» **WHAT THE TASK ASKS**
Word for word, restate every line of the listing that follows.

Dataset items

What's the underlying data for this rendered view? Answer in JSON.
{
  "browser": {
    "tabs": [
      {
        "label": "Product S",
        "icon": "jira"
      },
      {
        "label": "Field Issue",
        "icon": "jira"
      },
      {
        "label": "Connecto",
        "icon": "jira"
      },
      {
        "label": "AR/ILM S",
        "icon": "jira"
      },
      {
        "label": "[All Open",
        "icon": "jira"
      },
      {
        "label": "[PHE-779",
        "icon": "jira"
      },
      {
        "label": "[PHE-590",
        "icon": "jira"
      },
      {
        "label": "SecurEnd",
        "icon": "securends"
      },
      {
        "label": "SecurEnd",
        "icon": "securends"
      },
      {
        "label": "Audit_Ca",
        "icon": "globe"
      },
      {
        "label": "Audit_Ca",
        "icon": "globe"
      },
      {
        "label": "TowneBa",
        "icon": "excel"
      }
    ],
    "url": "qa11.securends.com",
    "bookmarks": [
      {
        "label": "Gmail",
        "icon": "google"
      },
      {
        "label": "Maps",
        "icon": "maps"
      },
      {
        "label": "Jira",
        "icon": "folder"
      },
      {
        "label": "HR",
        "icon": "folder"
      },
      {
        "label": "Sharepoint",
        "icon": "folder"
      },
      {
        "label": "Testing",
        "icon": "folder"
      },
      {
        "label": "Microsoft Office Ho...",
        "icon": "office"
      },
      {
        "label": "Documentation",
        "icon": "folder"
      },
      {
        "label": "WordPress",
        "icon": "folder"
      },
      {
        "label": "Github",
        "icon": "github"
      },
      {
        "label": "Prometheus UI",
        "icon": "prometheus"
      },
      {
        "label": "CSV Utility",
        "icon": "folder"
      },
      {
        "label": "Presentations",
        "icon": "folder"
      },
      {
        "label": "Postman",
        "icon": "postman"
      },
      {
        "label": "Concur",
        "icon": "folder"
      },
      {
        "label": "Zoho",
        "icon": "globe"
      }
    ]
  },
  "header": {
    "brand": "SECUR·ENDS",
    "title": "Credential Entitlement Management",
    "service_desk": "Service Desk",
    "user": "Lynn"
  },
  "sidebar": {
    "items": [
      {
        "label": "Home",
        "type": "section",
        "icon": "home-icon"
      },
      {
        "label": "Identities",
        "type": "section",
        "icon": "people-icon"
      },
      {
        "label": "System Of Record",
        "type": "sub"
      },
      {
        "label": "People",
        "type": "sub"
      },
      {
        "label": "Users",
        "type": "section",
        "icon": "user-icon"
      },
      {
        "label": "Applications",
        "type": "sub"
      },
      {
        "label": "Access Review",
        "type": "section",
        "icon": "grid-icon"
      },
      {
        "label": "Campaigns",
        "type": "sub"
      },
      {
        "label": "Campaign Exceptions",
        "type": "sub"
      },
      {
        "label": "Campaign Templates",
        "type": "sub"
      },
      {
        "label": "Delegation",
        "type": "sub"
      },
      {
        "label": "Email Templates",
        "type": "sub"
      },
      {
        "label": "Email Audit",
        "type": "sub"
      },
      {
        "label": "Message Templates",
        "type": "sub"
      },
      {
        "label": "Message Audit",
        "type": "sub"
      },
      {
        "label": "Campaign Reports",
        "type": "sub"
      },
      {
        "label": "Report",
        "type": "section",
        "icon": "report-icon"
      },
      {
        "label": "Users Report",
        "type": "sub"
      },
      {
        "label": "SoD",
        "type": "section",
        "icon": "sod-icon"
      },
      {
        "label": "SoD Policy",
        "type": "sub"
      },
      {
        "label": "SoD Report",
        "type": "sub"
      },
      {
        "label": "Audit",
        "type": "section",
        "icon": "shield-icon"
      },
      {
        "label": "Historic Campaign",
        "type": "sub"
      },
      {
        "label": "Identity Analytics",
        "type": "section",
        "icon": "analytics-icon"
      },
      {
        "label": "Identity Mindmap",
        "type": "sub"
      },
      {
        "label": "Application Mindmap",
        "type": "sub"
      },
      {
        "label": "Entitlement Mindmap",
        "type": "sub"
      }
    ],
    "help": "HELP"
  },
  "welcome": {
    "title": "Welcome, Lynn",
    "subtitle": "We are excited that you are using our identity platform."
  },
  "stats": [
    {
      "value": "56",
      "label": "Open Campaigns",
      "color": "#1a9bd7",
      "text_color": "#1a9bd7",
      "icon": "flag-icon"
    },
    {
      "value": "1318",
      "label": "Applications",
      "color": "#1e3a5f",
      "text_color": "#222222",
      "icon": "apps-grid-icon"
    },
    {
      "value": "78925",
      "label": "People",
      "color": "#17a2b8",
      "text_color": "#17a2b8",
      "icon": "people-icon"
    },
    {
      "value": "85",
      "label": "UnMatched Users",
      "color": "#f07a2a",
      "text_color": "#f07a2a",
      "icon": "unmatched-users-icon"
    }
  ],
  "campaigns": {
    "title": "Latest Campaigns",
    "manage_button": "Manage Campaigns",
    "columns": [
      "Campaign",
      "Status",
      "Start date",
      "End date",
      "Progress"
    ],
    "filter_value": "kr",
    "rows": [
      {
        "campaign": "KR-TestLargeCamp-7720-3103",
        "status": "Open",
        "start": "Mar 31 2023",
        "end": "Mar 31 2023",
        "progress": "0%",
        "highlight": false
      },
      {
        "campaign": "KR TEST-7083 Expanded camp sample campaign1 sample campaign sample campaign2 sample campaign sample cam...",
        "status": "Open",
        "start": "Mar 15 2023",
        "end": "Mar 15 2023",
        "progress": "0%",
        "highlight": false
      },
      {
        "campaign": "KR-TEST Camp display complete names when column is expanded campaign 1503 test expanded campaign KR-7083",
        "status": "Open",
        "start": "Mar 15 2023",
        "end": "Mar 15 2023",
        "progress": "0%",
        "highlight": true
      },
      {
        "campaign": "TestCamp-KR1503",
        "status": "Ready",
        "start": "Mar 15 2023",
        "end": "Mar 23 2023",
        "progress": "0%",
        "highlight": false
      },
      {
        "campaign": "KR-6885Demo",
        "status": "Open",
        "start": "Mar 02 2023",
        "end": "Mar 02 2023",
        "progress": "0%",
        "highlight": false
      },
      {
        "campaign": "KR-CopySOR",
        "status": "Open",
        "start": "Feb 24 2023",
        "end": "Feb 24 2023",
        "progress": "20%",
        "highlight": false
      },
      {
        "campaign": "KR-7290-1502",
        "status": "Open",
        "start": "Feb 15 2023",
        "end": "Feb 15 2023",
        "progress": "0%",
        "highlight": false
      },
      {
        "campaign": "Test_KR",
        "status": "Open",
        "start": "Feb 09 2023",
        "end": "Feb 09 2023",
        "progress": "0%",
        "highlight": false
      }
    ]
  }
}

» **THE ANSWER**
What's the underlying data for this rendered view? Answer in JSON.
{
  "browser": {
    "tabs": [
      {
        "label": "Product S",
        "icon": "jira"
      },
      {
        "label": "Field Issue",
        "icon": "jira"
      },
      {
        "label": "Connecto",
        "icon": "jira"
      },
      {
        "label": "AR/ILM S",
        "icon": "jira"
      },
      {
        "label": "[All Open",
        "icon": "jira"
      },
      {
        "label": "[PHE-779",
        "icon": "jira"
      },
      {
        "label": "[PHE-590",
        "icon": "jira"
      },
      {
        "label": "SecurEnd",
        "icon": "securends"
      },
      {
        "label": "SecurEnd",
        "icon": "securends"
      },
      {
        "label": "Audit_Ca",
        "icon": "globe"
      },
      {
        "label": "Audit_Ca",
        "icon": "globe"
      },
      {
        "label": "TowneBa",
        "icon": "excel"
      }
    ],
    "url": "qa11.securends.com",
    "bookmarks": [
      {
        "label": "Gmail",
        "icon": "google"
      },
      {
        "label": "Maps",
        "icon": "maps"
      },
      {
        "label": "Jira",
        "icon": "folder"
      },
      {
        "label": "HR",
        "icon": "folder"
      },
      {
        "label": "Sharepoint",
        "icon": "folder"
      },
      {
        "label": "Testing",
        "icon": "folder"
      },
      {
        "label": "Microsoft Office Ho...",
        "icon": "office"
      },
      {
        "label": "Documentation",
        "icon": "folder"
      },
      {
        "label": "WordPress",
        "icon": "folder"
      },
      {
        "label": "Github",
        "icon": "github"
      },
      {
        "label": "Prometheus UI",
        "icon": "prometheus"
      },
      {
        "label": "CSV Utility",
        "icon": "folder"
      },
      {
        "label": "Presentations",
        "icon": "folder"
      },
      {
        "label": "Postman",
        "icon": "postman"
      },
      {
        "label": "Concur",
        "icon": "folder"
      },
      {
        "label": "Zoho",
        "icon": "globe"
      }
    ]
  },
  "header": {
    "brand": "SECUR·ENDS",
    "title": "Credential Entitlement Management",
    "service_desk": "Service Desk",
    "user": "Lynn"
  },
  "sidebar": {
    "items": [
      {
        "label": "Home",
        "type": "section",
        "icon": "home-icon"
      },
      {
        "label": "Identities",
        "type": "section",
        "icon": "people-icon"
      },
      {
        "label": "System Of Record",
        "type": "sub"
      },
      {
        "label": "People",
        "type": "sub"
      },
      {
        "label": "Users",
        "type": "section",
        "icon": "user-icon"
      },
      {
        "label": "Applications",
        "type": "sub"
      },
      {
        "label": "Access Review",
        "type": "section",
        "icon": "grid-icon"
      },
      {
        "label": "Campaigns",
        "type": "sub"
      },
      {
        "label": "Campaign Exceptions",
        "type": "sub"
      },
      {
        "label": "Campaign Templates",
        "type": "sub"
      },
      {
        "label": "Delegation",
        "type": "sub"
      },
      {
        "label": "Email Templates",
        "type": "sub"
      },
      {
        "label": "Email Audit",
        "type": "sub"
      },
      {
        "label": "Message Templates",
        "type": "sub"
      },
      {
        "label": "Message Audit",
        "type": "sub"
      },
      {
        "label": "Campaign Reports",
        "type": "sub"
      },
      {
        "label": "Report",
        "type": "section",
        "icon": "report-icon"
      },
      {
        "label": "Users Report",
        "type": "sub"
      },
      {
        "label": "SoD",
        "type": "section",
        "icon": "sod-icon"
      },
      {
        "label": "SoD Policy",
        "type": "sub"
      },
      {
        "label": "SoD Report",
        "type": "sub"
      },
      {
        "label": "Audit",
        "type": "section",
        "icon": "shield-icon"
      },
      {
        "label": "Historic Campaign",
        "type": "sub"
      },
      {
        "label": "Identity Analytics",
        "type": "section",
        "icon": "analytics-icon"
      },
      {
        "label": "Identity Mindmap",
        "type": "sub"
      },
      {
        "label": "Application Mindmap",
        "type": "sub"
      },
      {
        "label": "Entitlement Mindmap",
        "type": "sub"
      }
    ],
    "help": "HELP"
  },
  "welcome": {
    "title": "Welcome, Lynn",
    "subtitle": "We are excited that you are using our identity platform."
  },
  "stats": [
    {
      "value": "56",
      "label": "Open Campaigns",
      "color": "#1a9bd7",
      "text_color": "#1a9bd7",
      "icon": "flag-icon"
    },
    {
      "value": "1318",
      "label": "Applications",
      "color": "#1e3a5f",
      "text_color": "#222222",
      "icon": "apps-grid-icon"
    },
    {
      "value": "78925",
      "label": "People",
      "color": "#17a2b8",
      "text_color": "#17a2b8",
      "icon": "people-icon"
    },
    {
      "value": "85",
      "label": "UnMatched Users",
      "color": "#f07a2a",
      "text_color": "#f07a2a",
      "icon": "unmatched-users-icon"
    }
  ],
  "campaigns": {
    "title": "Latest Campaigns",
    "manage_button": "Manage Campaigns",
    "columns": [
      "Campaign",
      "Status",
      "Start date",
      "End date",
      "Progress"
    ],
    "filter_value": "kr",
    "rows": [
      {
        "campaign": "KR-TestLargeCamp-7720-3103",
        "status": "Open",
        "start": "Mar 31 2023",
        "end": "Mar 31 2023",
        "progress": "0%",
        "highlight": false
      },
      {
        "campaign": "KR TEST-7083 Expanded camp sample campaign1 sample campaign sample campaign2 sample campaign sample cam...",
        "status": "Open",
        "start": "Mar 15 2023",
        "end": "Mar 15 2023",
        "progress": "0%",
        "highlight": false
      },
      {
        "campaign": "KR-TEST Camp display complete names when column is expanded campaign 1503 test expanded campaign KR-7083",
        "status": "Open",
        "start": "Mar 15 2023",
        "end": "Mar 15 2023",
        "progress": "0%",
        "highlight": true
      },
      {
        "campaign": "TestCamp-KR1503",
        "status": "Ready",
        "start": "Mar 15 2023",
        "end": "Mar 23 2023",
        "progress": "0%",
        "highlight": false
      },
      {
        "campaign": "KR-6885Demo",
        "status": "Open",
        "start": "Mar 02 2023",
        "end": "Mar 02 2023",
        "progress": "0%",
        "highlight": false
      },
      {
        "campaign": "KR-CopySOR",
        "status": "Open",
        "start": "Feb 24 2023",
        "end": "Feb 24 2023",
        "progress": "20%",
        "highlight": false
      },
      {
        "campaign": "KR-7290-1502",
        "status": "Open",
        "start": "Feb 15 2023",
        "end": "Feb 15 2023",
        "progress": "0%",
        "highlight": false
      },
      {
        "campaign": "Test_KR",
        "status": "Open",
        "start": "Feb 09 2023",
        "end": "Feb 09 2023",
        "progress": "0%",
        "highlight": false
      }
    ]
  }
}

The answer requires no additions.